Which lines hold the word "Customers"? Copy each of them.
:: Given data
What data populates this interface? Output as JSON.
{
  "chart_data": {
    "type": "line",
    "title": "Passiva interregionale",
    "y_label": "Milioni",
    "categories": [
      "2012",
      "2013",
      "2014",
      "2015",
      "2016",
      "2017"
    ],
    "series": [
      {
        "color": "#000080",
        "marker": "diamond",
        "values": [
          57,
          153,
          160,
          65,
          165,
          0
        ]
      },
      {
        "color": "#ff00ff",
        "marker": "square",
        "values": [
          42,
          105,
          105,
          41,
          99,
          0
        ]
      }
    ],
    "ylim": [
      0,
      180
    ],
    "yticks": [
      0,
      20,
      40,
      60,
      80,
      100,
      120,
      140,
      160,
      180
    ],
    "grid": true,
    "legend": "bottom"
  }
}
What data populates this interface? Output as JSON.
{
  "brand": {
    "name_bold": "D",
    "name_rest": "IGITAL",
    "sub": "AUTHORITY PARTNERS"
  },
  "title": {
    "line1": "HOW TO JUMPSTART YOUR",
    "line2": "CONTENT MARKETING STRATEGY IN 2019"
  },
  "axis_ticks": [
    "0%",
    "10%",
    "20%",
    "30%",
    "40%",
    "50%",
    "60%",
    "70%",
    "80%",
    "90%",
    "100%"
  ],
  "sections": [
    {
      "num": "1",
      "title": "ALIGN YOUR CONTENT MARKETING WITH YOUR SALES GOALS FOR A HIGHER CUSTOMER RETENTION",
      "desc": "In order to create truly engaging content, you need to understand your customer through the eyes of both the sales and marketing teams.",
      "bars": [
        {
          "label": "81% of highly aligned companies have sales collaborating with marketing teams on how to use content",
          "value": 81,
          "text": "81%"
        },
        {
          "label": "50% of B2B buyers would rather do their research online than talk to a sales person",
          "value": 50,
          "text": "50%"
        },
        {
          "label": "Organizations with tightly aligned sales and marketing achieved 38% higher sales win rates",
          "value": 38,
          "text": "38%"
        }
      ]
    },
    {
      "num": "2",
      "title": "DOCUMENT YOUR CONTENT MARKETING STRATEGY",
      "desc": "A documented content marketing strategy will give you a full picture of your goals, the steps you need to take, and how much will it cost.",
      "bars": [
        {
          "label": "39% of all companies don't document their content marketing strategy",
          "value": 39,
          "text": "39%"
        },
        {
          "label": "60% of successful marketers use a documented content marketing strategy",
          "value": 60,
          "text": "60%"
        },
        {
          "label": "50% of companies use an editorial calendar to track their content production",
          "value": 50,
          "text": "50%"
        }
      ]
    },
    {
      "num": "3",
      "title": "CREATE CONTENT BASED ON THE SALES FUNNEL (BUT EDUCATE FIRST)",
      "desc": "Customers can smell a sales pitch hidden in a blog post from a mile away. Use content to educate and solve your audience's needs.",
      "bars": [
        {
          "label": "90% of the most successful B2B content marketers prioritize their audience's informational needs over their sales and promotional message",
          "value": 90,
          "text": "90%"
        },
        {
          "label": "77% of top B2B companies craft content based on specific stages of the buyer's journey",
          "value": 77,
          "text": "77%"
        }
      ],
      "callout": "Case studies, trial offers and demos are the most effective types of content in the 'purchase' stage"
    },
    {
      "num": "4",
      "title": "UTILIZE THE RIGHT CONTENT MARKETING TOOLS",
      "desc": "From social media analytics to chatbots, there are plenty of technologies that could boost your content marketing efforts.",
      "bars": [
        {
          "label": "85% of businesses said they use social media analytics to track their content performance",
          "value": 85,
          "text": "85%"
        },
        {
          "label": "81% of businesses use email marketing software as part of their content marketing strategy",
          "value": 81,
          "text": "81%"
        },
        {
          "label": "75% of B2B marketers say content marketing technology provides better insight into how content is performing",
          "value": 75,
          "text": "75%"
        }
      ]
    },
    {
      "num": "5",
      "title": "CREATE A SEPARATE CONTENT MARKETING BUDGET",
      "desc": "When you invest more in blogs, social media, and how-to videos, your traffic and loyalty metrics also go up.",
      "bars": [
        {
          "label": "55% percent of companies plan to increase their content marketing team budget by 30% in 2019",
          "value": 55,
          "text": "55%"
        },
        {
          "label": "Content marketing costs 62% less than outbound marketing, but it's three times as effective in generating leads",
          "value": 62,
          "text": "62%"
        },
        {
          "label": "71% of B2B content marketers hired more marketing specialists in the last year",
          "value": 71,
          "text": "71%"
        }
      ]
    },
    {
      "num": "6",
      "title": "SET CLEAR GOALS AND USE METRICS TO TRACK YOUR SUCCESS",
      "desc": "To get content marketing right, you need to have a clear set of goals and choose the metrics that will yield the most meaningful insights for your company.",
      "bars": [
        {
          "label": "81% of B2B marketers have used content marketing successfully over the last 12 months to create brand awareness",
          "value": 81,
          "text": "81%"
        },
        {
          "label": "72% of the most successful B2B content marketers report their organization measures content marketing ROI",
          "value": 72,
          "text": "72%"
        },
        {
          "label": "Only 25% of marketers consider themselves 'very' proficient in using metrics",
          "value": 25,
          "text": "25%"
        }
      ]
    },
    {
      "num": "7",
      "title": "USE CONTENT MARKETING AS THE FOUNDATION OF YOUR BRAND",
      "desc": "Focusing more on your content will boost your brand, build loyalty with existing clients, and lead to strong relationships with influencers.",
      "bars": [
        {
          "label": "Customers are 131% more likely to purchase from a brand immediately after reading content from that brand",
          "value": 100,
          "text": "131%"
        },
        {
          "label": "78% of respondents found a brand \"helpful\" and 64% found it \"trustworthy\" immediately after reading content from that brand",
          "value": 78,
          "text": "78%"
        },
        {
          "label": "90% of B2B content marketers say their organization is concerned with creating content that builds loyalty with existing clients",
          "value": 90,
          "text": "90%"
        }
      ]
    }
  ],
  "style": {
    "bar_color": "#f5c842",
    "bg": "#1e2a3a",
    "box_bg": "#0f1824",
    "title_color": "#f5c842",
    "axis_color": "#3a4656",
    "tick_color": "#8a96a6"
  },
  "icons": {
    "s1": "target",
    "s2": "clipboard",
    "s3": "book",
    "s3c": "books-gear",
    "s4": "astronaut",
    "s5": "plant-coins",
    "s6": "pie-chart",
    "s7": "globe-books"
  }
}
::::
** Exercise answer **
      "desc": "Customers can smell a sales pitch hidden in a blog post from a mile away. Use content to educate and solve your audience's needs.",
          "label": "Customers are 131% more likely to purchase from a brand immediately after reading content from that brand",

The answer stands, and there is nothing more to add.